● **Instruction**:
In your copy, include every line of the listing below exactly but none of the pictures.

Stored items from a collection
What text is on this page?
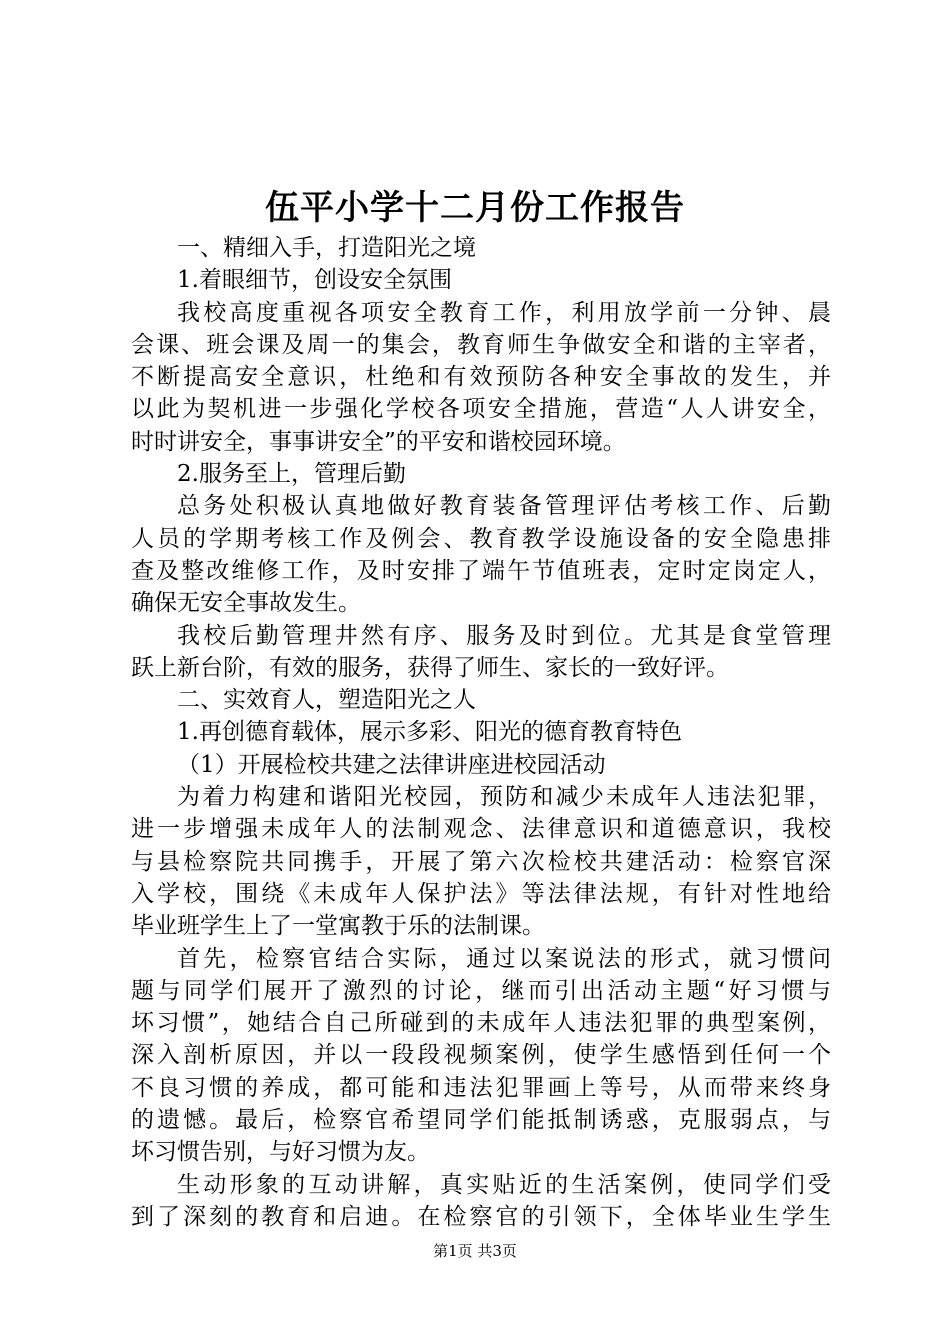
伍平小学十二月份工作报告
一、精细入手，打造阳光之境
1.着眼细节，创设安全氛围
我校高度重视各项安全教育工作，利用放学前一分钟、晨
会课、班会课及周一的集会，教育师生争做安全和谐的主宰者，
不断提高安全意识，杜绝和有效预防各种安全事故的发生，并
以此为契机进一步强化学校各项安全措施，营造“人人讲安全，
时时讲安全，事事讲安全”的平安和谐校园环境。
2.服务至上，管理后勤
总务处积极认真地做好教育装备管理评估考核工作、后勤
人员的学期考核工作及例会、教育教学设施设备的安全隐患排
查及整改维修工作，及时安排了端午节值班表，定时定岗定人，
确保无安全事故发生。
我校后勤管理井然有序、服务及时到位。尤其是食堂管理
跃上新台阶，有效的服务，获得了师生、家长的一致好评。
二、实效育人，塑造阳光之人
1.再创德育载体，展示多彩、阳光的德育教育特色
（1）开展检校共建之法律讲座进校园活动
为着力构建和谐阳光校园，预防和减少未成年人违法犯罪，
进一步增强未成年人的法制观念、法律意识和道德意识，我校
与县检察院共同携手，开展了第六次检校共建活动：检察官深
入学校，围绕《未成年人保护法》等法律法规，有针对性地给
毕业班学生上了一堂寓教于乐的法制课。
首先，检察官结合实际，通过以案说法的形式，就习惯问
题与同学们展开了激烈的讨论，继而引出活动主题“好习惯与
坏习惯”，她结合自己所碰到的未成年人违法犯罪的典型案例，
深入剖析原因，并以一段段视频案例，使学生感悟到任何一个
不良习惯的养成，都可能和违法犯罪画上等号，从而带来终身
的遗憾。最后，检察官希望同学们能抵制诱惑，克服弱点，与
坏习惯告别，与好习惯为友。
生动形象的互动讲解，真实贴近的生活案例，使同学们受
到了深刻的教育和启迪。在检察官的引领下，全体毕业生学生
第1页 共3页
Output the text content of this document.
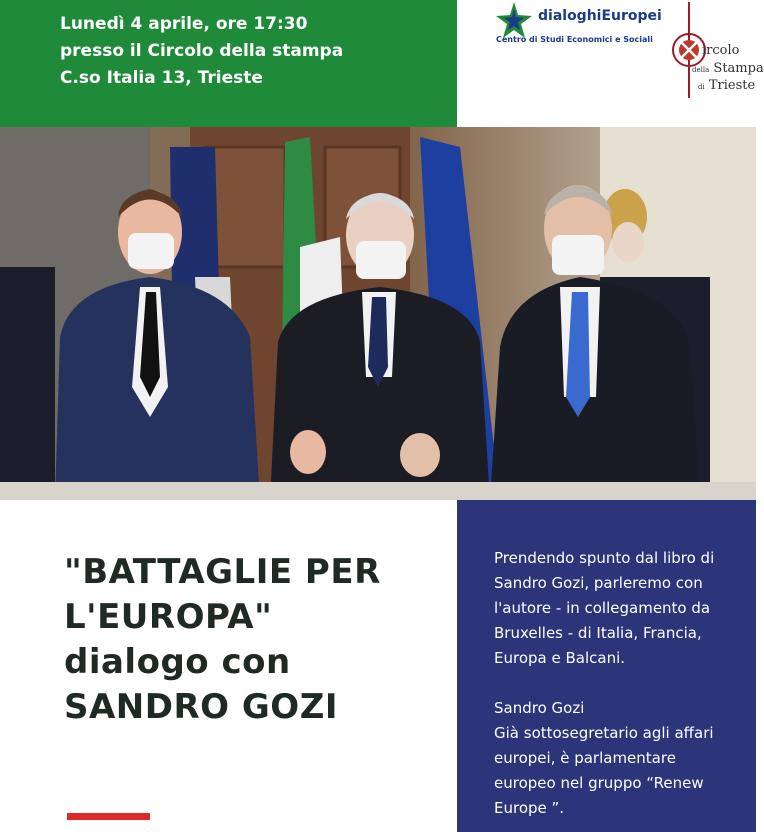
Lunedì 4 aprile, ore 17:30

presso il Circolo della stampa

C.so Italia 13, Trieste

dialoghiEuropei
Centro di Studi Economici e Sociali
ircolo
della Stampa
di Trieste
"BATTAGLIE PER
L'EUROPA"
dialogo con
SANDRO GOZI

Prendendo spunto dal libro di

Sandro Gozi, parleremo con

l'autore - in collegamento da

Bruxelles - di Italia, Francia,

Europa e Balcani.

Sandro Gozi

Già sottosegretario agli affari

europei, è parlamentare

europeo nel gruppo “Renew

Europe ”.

● **Problem solution**:
What text is on this page?
伍平小学十二月份工作报告
一、精细入手，打造阳光之境
1.着眼细节，创设安全氛围
我校高度重视各项安全教育工作，利用放学前一分钟、晨
会课、班会课及周一的集会，教育师生争做安全和谐的主宰者，
不断提高安全意识，杜绝和有效预防各种安全事故的发生，并
以此为契机进一步强化学校各项安全措施，营造“人人讲安全，
时时讲安全，事事讲安全”的平安和谐校园环境。
2.服务至上，管理后勤
总务处积极认真地做好教育装备管理评估考核工作、后勤
人员的学期考核工作及例会、教育教学设施设备的安全隐患排
查及整改维修工作，及时安排了端午节值班表，定时定岗定人，
确保无安全事故发生。
我校后勤管理井然有序、服务及时到位。尤其是食堂管理
跃上新台阶，有效的服务，获得了师生、家长的一致好评。
二、实效育人，塑造阳光之人
1.再创德育载体，展示多彩、阳光的德育教育特色
（1）开展检校共建之法律讲座进校园活动
为着力构建和谐阳光校园，预防和减少未成年人违法犯罪，
进一步增强未成年人的法制观念、法律意识和道德意识，我校
与县检察院共同携手，开展了第六次检校共建活动：检察官深
入学校，围绕《未成年人保护法》等法律法规，有针对性地给
毕业班学生上了一堂寓教于乐的法制课。
首先，检察官结合实际，通过以案说法的形式，就习惯问
题与同学们展开了激烈的讨论，继而引出活动主题“好习惯与
坏习惯”，她结合自己所碰到的未成年人违法犯罪的典型案例，
深入剖析原因，并以一段段视频案例，使学生感悟到任何一个
不良习惯的养成，都可能和违法犯罪画上等号，从而带来终身
的遗憾。最后，检察官希望同学们能抵制诱惑，克服弱点，与
坏习惯告别，与好习惯为友。
生动形象的互动讲解，真实贴近的生活案例，使同学们受
到了深刻的教育和启迪。在检察官的引领下，全体毕业生学生
第1页 共3页
Output the text content of this document.
Lunedì 4 aprile, ore 17:30

presso il Circolo della stampa

C.so Italia 13, Trieste

dialoghiEuropei
Centro di Studi Economici e Sociali
ircolo
della Stampa
di Trieste
"BATTAGLIE PER
L'EUROPA"
dialogo con
SANDRO GOZI

Prendendo spunto dal libro di

Sandro Gozi, parleremo con

l'autore - in collegamento da

Bruxelles - di Italia, Francia,

Europa e Balcani.

Sandro Gozi

Già sottosegretario agli affari

europei, è parlamentare

europeo nel gruppo “Renew

Europe ”.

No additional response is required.